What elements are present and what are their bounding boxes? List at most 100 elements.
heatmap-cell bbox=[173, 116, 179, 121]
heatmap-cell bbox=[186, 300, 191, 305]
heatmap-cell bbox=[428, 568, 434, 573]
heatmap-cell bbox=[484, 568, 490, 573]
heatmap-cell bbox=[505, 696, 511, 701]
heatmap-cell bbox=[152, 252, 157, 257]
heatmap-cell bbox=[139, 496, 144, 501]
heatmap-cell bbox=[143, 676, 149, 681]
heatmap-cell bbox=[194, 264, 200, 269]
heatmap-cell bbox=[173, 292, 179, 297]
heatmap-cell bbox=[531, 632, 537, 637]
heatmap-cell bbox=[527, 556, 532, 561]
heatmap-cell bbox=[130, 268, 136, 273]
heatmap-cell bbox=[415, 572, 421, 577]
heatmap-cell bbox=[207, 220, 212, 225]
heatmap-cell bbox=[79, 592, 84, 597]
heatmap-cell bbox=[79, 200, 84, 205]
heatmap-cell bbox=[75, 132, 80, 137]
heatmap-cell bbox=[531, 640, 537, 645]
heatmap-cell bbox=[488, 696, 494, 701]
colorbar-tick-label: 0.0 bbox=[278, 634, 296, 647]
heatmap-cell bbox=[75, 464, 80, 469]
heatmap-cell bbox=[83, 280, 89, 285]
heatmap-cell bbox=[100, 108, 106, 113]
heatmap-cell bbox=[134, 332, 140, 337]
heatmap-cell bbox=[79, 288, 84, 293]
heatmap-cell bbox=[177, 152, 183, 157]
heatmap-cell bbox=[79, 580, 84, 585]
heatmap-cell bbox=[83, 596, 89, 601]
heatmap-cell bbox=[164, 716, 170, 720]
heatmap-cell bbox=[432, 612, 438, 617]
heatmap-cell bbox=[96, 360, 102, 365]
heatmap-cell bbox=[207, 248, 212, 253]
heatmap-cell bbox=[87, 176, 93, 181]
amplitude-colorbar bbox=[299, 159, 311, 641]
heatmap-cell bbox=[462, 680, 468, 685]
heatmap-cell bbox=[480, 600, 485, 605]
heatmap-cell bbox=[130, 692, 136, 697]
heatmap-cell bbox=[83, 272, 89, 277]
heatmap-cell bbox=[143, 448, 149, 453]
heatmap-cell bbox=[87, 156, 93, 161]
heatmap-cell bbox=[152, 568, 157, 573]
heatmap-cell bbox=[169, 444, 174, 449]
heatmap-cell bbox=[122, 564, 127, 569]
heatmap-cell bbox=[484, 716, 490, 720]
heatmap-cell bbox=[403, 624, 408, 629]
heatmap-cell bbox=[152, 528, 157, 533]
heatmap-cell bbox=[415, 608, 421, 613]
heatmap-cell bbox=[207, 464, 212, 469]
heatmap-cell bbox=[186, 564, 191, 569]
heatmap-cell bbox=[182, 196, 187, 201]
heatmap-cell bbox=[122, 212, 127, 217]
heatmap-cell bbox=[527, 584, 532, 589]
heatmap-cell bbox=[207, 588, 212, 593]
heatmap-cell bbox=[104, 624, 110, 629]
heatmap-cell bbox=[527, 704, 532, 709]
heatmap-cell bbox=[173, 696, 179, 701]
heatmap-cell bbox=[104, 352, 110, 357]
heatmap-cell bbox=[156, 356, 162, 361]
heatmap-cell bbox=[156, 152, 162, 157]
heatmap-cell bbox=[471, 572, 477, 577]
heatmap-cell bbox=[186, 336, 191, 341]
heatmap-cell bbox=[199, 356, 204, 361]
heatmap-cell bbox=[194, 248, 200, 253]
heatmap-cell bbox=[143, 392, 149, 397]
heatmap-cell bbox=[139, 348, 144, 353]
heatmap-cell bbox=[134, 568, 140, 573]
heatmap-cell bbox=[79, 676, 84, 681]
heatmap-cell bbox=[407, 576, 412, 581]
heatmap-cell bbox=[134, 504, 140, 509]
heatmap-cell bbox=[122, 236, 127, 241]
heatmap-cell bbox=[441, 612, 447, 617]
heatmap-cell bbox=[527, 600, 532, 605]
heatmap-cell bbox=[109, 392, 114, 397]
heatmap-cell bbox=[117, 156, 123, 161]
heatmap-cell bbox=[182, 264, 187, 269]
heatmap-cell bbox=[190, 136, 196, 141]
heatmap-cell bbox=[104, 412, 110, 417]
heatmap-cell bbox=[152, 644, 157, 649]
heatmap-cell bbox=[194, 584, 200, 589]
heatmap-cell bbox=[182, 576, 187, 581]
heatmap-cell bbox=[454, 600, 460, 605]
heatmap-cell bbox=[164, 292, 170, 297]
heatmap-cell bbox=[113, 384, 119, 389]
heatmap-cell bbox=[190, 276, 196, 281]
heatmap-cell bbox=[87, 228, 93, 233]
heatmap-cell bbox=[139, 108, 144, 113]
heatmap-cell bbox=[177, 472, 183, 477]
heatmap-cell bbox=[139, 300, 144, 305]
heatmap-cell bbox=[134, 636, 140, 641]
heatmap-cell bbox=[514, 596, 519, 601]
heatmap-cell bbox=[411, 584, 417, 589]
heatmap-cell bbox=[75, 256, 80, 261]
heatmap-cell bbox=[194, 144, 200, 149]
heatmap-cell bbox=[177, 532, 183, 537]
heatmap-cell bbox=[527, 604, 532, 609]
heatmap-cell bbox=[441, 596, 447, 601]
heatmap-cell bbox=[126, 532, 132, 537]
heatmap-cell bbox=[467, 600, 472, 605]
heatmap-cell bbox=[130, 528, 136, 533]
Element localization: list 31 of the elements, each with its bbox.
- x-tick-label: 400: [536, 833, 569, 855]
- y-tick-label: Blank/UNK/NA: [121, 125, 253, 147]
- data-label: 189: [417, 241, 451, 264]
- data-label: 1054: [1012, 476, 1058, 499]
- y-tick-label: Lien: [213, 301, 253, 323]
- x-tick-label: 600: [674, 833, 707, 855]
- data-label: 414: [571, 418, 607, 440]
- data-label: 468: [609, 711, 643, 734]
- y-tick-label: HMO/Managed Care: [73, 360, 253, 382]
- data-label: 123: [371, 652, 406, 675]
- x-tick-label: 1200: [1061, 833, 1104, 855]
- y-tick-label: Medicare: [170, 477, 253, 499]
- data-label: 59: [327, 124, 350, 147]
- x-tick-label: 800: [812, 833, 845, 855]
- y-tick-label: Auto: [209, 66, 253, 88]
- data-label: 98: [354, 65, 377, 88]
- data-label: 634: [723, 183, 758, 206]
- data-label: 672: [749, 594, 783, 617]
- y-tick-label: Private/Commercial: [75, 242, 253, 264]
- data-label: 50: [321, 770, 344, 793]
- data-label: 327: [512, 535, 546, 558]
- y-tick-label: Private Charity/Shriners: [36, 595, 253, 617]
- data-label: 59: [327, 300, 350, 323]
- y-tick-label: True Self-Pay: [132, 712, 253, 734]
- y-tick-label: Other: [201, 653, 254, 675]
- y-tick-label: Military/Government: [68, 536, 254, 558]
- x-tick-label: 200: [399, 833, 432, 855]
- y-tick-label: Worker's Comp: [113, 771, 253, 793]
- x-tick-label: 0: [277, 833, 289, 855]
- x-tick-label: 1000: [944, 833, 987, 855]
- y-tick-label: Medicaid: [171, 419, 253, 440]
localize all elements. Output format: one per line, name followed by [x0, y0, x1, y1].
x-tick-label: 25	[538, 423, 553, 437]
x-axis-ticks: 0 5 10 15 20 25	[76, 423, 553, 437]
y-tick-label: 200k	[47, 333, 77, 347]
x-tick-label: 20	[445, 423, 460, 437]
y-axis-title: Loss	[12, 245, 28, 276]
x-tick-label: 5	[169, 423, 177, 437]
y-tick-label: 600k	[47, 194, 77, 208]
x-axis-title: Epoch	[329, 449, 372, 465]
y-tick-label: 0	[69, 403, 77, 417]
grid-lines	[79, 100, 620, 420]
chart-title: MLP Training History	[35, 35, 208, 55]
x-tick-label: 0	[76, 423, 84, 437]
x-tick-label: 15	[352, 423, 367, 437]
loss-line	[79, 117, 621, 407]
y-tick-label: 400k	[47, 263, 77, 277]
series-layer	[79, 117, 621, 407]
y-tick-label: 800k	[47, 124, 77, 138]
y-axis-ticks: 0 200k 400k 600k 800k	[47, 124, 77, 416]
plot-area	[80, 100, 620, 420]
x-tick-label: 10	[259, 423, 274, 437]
====================
### Exercise directions
Revise the part that opens at the start of the records and closes with the line containing "heatmap-cell bbox=[152, 252, 157, 257]" by replacing "bounding boxes" with "box coordinates", keeping everything else unchanged. Give back only that part.

### Output for this exercise
What elements are present and what are their box coordinates? List at most 100 elements.
heatmap-cell bbox=[173, 116, 179, 121]
heatmap-cell bbox=[186, 300, 191, 305]
heatmap-cell bbox=[428, 568, 434, 573]
heatmap-cell bbox=[484, 568, 490, 573]
heatmap-cell bbox=[505, 696, 511, 701]
heatmap-cell bbox=[152, 252, 157, 257]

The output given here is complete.